## Stored data
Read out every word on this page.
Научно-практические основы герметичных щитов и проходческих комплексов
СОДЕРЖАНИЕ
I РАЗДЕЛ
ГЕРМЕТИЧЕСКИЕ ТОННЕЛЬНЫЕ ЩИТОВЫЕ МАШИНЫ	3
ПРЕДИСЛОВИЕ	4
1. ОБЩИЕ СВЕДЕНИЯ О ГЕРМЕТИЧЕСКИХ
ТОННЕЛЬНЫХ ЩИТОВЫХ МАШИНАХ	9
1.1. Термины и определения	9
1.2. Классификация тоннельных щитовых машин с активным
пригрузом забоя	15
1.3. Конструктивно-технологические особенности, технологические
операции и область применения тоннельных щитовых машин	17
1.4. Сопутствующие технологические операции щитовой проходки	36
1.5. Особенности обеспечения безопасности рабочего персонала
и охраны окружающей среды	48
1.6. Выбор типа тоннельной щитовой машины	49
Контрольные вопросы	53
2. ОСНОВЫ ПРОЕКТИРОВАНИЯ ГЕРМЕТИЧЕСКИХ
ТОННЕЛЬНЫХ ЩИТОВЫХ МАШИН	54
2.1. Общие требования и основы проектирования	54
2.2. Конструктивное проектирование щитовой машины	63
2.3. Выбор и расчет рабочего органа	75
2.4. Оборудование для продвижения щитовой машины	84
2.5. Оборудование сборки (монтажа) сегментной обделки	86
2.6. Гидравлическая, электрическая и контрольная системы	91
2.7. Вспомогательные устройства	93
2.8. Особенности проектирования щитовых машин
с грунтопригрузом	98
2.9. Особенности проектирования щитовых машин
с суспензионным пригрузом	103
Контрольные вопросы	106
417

## Task brief
Return all lines containing "операции".

## Answer for the task
операции и область применения тоннельных щитовых машин	17
1.4. Сопутствующие технологические операции щитовой проходки	36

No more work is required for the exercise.